• [Data to use]
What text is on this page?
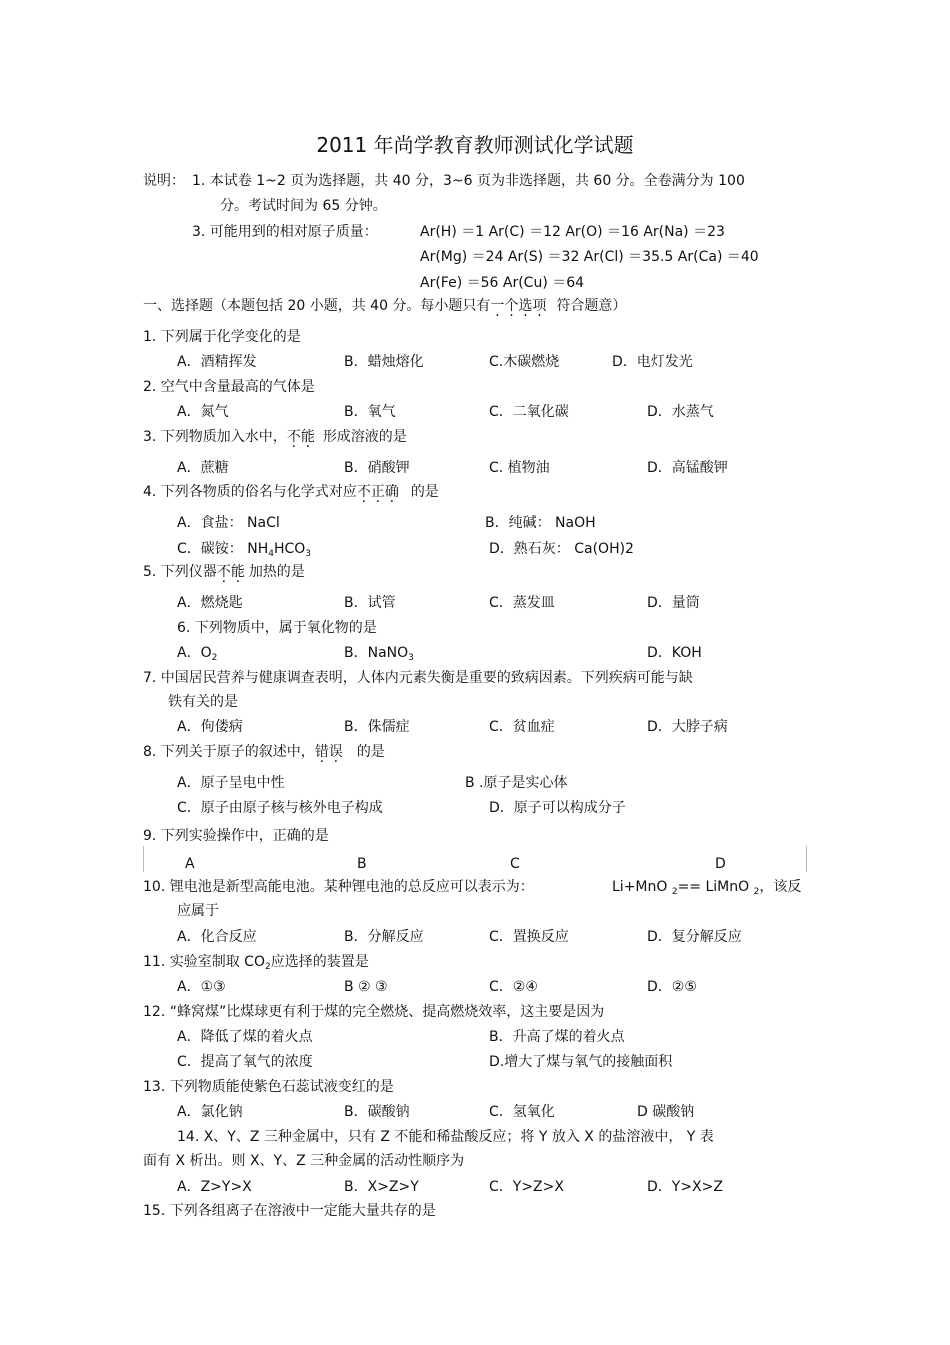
2011 年尚学教育教师测试化学试题
说明： 1. 本试卷 1~2 页为选择题，共 40 分，3~6 页为非选择题，共 60 分。全卷满分为 100
分。考试时间为 65 分钟。
3. 可能用到的相对原子质量：	Ar(H) ＝1 Ar(C) ＝12 Ar(O) ＝16 Ar(Na) ＝23
Ar(Mg) ＝24 Ar(S) ＝32 Ar(Cl) ＝35.5 Ar(Ca) ＝40
Ar(Fe) ＝56 Ar(Cu) ＝64
一、选择题（本题包括 20 小题，共 40 分。每小题只有一个选项 符合题意）
1. 下列属于化学变化的是
A．酒精挥发	B．蜡烛熔化	C.木碳燃烧	D．电灯发光
2. 空气中含量最高的气体是
A．氮气	B．氧气	C．二氧化碳	D．水蒸气
3. 下列物质加入水中，不能 形成溶液的是
A．蔗糖	B．硝酸钾	C. 植物油	D．高锰酸钾
4. 下列各物质的俗名与化学式对应不正确 的是
A．食盐： NaCl	B．纯碱： NaOH
C．碳铵： $NH_4HCO_3$	D．熟石灰： Ca(OH)2
5. 下列仪器不能 加热的是
A．燃烧匙	B．试管	C．蒸发皿	D．量筒
6. 下列物质中，属于氧化物的是
A．$O_2$	B．NaNO$_3$	D．KOH
7. 中国居民营养与健康调查表明，人体内元素失衡是重要的致病因素。下列疾病可能与缺
铁有关的是
A．佝偻病	B．侏儒症	C．贫血症	D．大脖子病
8. 下列关于原子的叙述中，错误 的是
A．原子呈电中性	B .原子是实心体
C．原子由原子核与核外电子构成	D．原子可以构成分子
9. 下列实验操作中，正确的是
A	B	C	D
10. 锂电池是新型高能电池。某种锂电池的总反应可以表示为：	Li+MnO $_2$== LiMnO $_2$，该反
应属于
A．化合反应	B．分解反应	C．置换反应	D．复分解反应
11. 实验室制取 $CO_2$应选择的装置是
A．①③	B ② ③	C．②④	D．②⑤
12. “蜂窝煤”比煤球更有利于煤的完全燃烧、提高燃烧效率，这主要是因为
A．降低了煤的着火点	B．升高了煤的着火点
C．提高了氧气的浓度	D.增大了煤与氧气的接触面积
13. 下列物质能使紫色石蕊试液变红的是
A．氯化钠	B．碳酸钠	C．氢氧化	D 碳酸钠
14. X、Y、Z 三种金属中，只有 Z 不能和稀盐酸反应；将 Y 放入 X 的盐溶液中， Y 表
面有 X 析出。则 X、Y、Z 三种金属的活动性顺序为
A．Z>Y>X	B．X>Z>Y	C．Y>Z>X	D．Y>X>Z
15. 下列各组离子在溶液中一定能大量共存的是
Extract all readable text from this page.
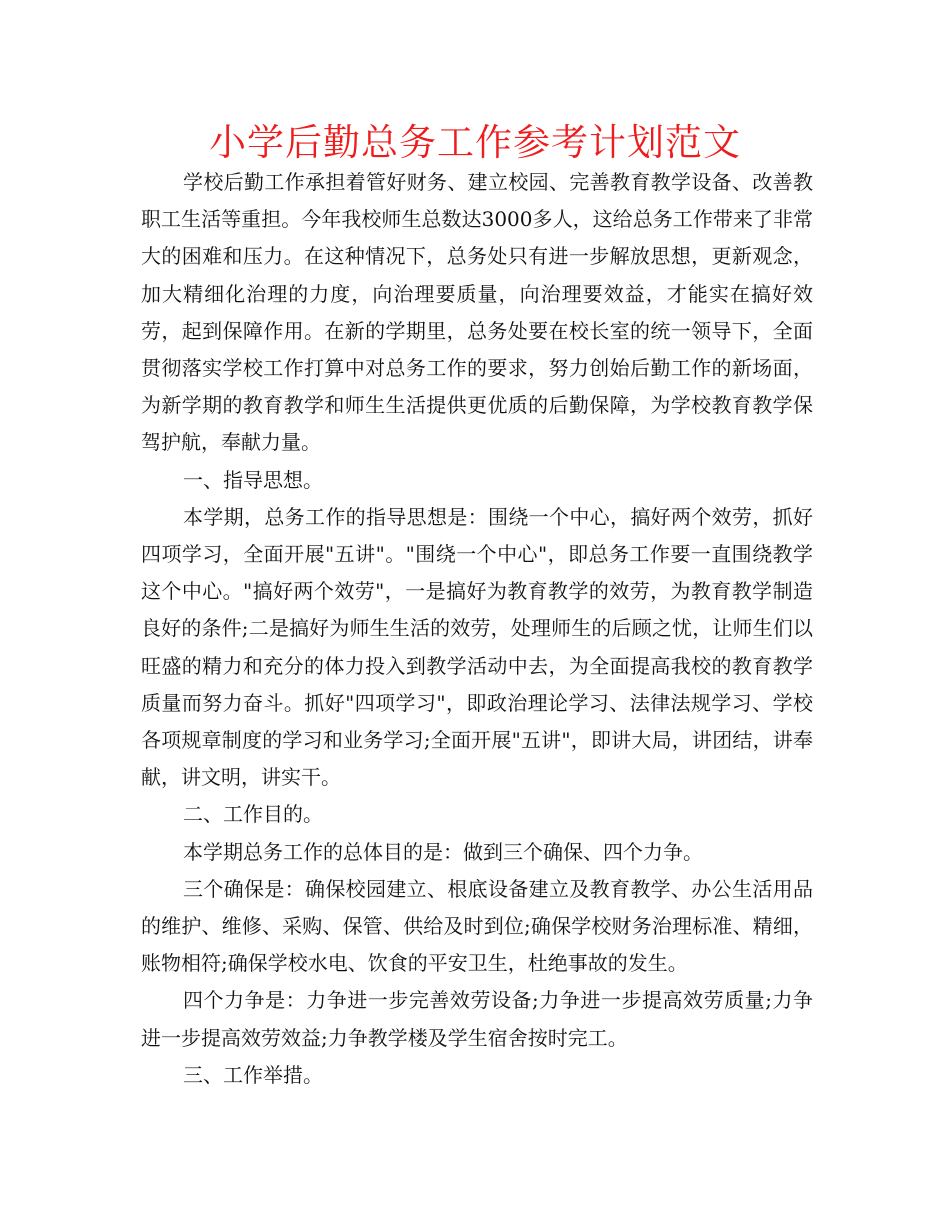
小学后勤总务工作参考计划范文

学校后勤工作承担着管好财务、建立校园、完善教育教学设备、改善教职工生活等重担。今年我校师生总数达3000多人，这给总务工作带来了非常大的困难和压力。在这种情况下，总务处只有进一步解放思想，更新观念，加大精细化治理的力度，向治理要质量，向治理要效益，才能实在搞好效劳，起到保障作用。在新的学期里，总务处要在校长室的统一领导下，全面贯彻落实学校工作打算中对总务工作的要求，努力创始后勤工作的新场面，为新学期的教育教学和师生生活提供更优质的后勤保障，为学校教育教学保驾护航，奉献力量。

一、指导思想。

本学期，总务工作的指导思想是：围绕一个中心，搞好两个效劳，抓好四项学习，全面开展"五讲"。"围绕一个中心"，即总务工作要一直围绕教学这个中心。"搞好两个效劳"，一是搞好为教育教学的效劳，为教育教学制造良好的条件;二是搞好为师生生活的效劳，处理师生的后顾之忧，让师生们以旺盛的精力和充分的体力投入到教学活动中去，为全面提高我校的教育教学质量而努力奋斗。抓好"四项学习"，即政治理论学习、法律法规学习、学校各项规章制度的学习和业务学习;全面开展"五讲"，即讲大局，讲团结，讲奉献，讲文明，讲实干。

二、工作目的。

本学期总务工作的总体目的是：做到三个确保、四个力争。

三个确保是：确保校园建立、根底设备建立及教育教学、办公生活用品的维护、维修、采购、保管、供给及时到位;确保学校财务治理标准、精细，账物相符;确保学校水电、饮食的平安卫生，杜绝事故的发生。

四个力争是：力争进一步完善效劳设备;力争进一步提高效劳质量;力争进一步提高效劳效益;力争教学楼及学生宿舍按时完工。

三、工作举措。
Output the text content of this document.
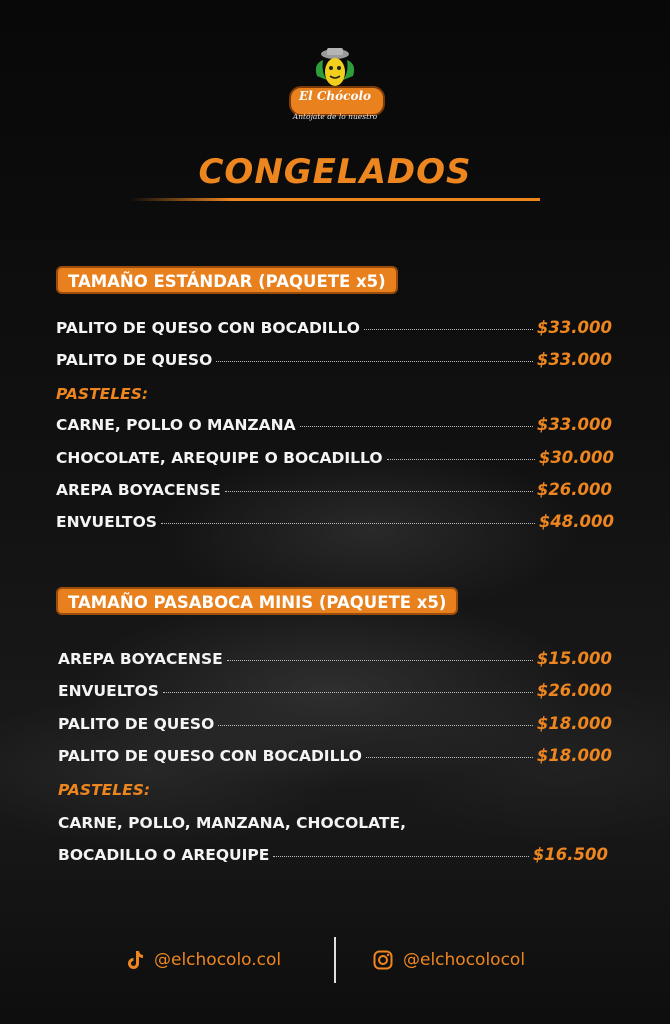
El Chócolo
Antójate de lo nuestro
CONGELADOS
TAMAÑO ESTÁNDAR (PAQUETE x5)
PALITO DE QUESO CON BOCADILLO	$33.000
PALITO DE QUESO	$33.000
PASTELES:
CARNE, POLLO O MANZANA	$33.000
CHOCOLATE, AREQUIPE O BOCADILLO	$30.000
AREPA BOYACENSE	$26.000
ENVUELTOS	$48.000
TAMAÑO PASABOCA MINIS (PAQUETE x5)
AREPA BOYACENSE	$15.000
ENVUELTOS	$26.000
PALITO DE QUESO	$18.000
PALITO DE QUESO CON BOCADILLO	$18.000
PASTELES:
CARNE, POLLO, MANZANA, CHOCOLATE,
BOCADILLO O AREQUIPE	$16.500
@elchocolo.col	@elchocolocol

• [Written request]
Take the entries shown above and quote them verbatim, passing over the pictures.

• [Correct result]
What text is on this page?
2011 年尚学教育教师测试化学试题
说明： 1. 本试卷 1~2 页为选择题，共 40 分，3~6 页为非选择题，共 60 分。全卷满分为 100
分。考试时间为 65 分钟。
3. 可能用到的相对原子质量：	Ar(H) ＝1 Ar(C) ＝12 Ar(O) ＝16 Ar(Na) ＝23
Ar(Mg) ＝24 Ar(S) ＝32 Ar(Cl) ＝35.5 Ar(Ca) ＝40
Ar(Fe) ＝56 Ar(Cu) ＝64
一、选择题（本题包括 20 小题，共 40 分。每小题只有一个选项 符合题意）
1. 下列属于化学变化的是
A．酒精挥发	B．蜡烛熔化	C.木碳燃烧	D．电灯发光
2. 空气中含量最高的气体是
A．氮气	B．氧气	C．二氧化碳	D．水蒸气
3. 下列物质加入水中，不能 形成溶液的是
A．蔗糖	B．硝酸钾	C. 植物油	D．高锰酸钾
4. 下列各物质的俗名与化学式对应不正确 的是
A．食盐： NaCl	B．纯碱： NaOH
C．碳铵： $NH_4HCO_3$	D．熟石灰： Ca(OH)2
5. 下列仪器不能 加热的是
A．燃烧匙	B．试管	C．蒸发皿	D．量筒
6. 下列物质中，属于氧化物的是
A．$O_2$	B．NaNO$_3$	D．KOH
7. 中国居民营养与健康调查表明，人体内元素失衡是重要的致病因素。下列疾病可能与缺
铁有关的是
A．佝偻病	B．侏儒症	C．贫血症	D．大脖子病
8. 下列关于原子的叙述中，错误 的是
A．原子呈电中性	B .原子是实心体
C．原子由原子核与核外电子构成	D．原子可以构成分子
9. 下列实验操作中，正确的是
A	B	C	D
10. 锂电池是新型高能电池。某种锂电池的总反应可以表示为：	Li+MnO $_2$== LiMnO $_2$，该反
应属于
A．化合反应	B．分解反应	C．置换反应	D．复分解反应
11. 实验室制取 $CO_2$应选择的装置是
A．①③	B ② ③	C．②④	D．②⑤
12. “蜂窝煤”比煤球更有利于煤的完全燃烧、提高燃烧效率，这主要是因为
A．降低了煤的着火点	B．升高了煤的着火点
C．提高了氧气的浓度	D.增大了煤与氧气的接触面积
13. 下列物质能使紫色石蕊试液变红的是
A．氯化钠	B．碳酸钠	C．氢氧化	D 碳酸钠
14. X、Y、Z 三种金属中，只有 Z 不能和稀盐酸反应；将 Y 放入 X 的盐溶液中， Y 表
面有 X 析出。则 X、Y、Z 三种金属的活动性顺序为
A．Z>Y>X	B．X>Z>Y	C．Y>Z>X	D．Y>X>Z
15. 下列各组离子在溶液中一定能大量共存的是
Extract all readable text from this page.
小学后勤总务工作参考计划范文

学校后勤工作承担着管好财务、建立校园、完善教育教学设备、改善教职工生活等重担。今年我校师生总数达3000多人，这给总务工作带来了非常大的困难和压力。在这种情况下，总务处只有进一步解放思想，更新观念，加大精细化治理的力度，向治理要质量，向治理要效益，才能实在搞好效劳，起到保障作用。在新的学期里，总务处要在校长室的统一领导下，全面贯彻落实学校工作打算中对总务工作的要求，努力创始后勤工作的新场面，为新学期的教育教学和师生生活提供更优质的后勤保障，为学校教育教学保驾护航，奉献力量。

一、指导思想。

本学期，总务工作的指导思想是：围绕一个中心，搞好两个效劳，抓好四项学习，全面开展"五讲"。"围绕一个中心"，即总务工作要一直围绕教学这个中心。"搞好两个效劳"，一是搞好为教育教学的效劳，为教育教学制造良好的条件;二是搞好为师生生活的效劳，处理师生的后顾之忧，让师生们以旺盛的精力和充分的体力投入到教学活动中去，为全面提高我校的教育教学质量而努力奋斗。抓好"四项学习"，即政治理论学习、法律法规学习、学校各项规章制度的学习和业务学习;全面开展"五讲"，即讲大局，讲团结，讲奉献，讲文明，讲实干。

二、工作目的。

本学期总务工作的总体目的是：做到三个确保、四个力争。

三个确保是：确保校园建立、根底设备建立及教育教学、办公生活用品的维护、维修、采购、保管、供给及时到位;确保学校财务治理标准、精细，账物相符;确保学校水电、饮食的平安卫生，杜绝事故的发生。

四个力争是：力争进一步完善效劳设备;力争进一步提高效劳质量;力争进一步提高效劳效益;力争教学楼及学生宿舍按时完工。

三、工作举措。
Output the text content of this document.
El Chócolo
Antójate de lo nuestro
CONGELADOS
TAMAÑO ESTÁNDAR (PAQUETE x5)
PALITO DE QUESO CON BOCADILLO	$33.000
PALITO DE QUESO	$33.000
PASTELES:
CARNE, POLLO O MANZANA	$33.000
CHOCOLATE, AREQUIPE O BOCADILLO	$30.000
AREPA BOYACENSE	$26.000
ENVUELTOS	$48.000
TAMAÑO PASABOCA MINIS (PAQUETE x5)
AREPA BOYACENSE	$15.000
ENVUELTOS	$26.000
PALITO DE QUESO	$18.000
PALITO DE QUESO CON BOCADILLO	$18.000
PASTELES:
CARNE, POLLO, MANZANA, CHOCOLATE,
BOCADILLO O AREQUIPE	$16.500
@elchocolo.col	@elchocolocol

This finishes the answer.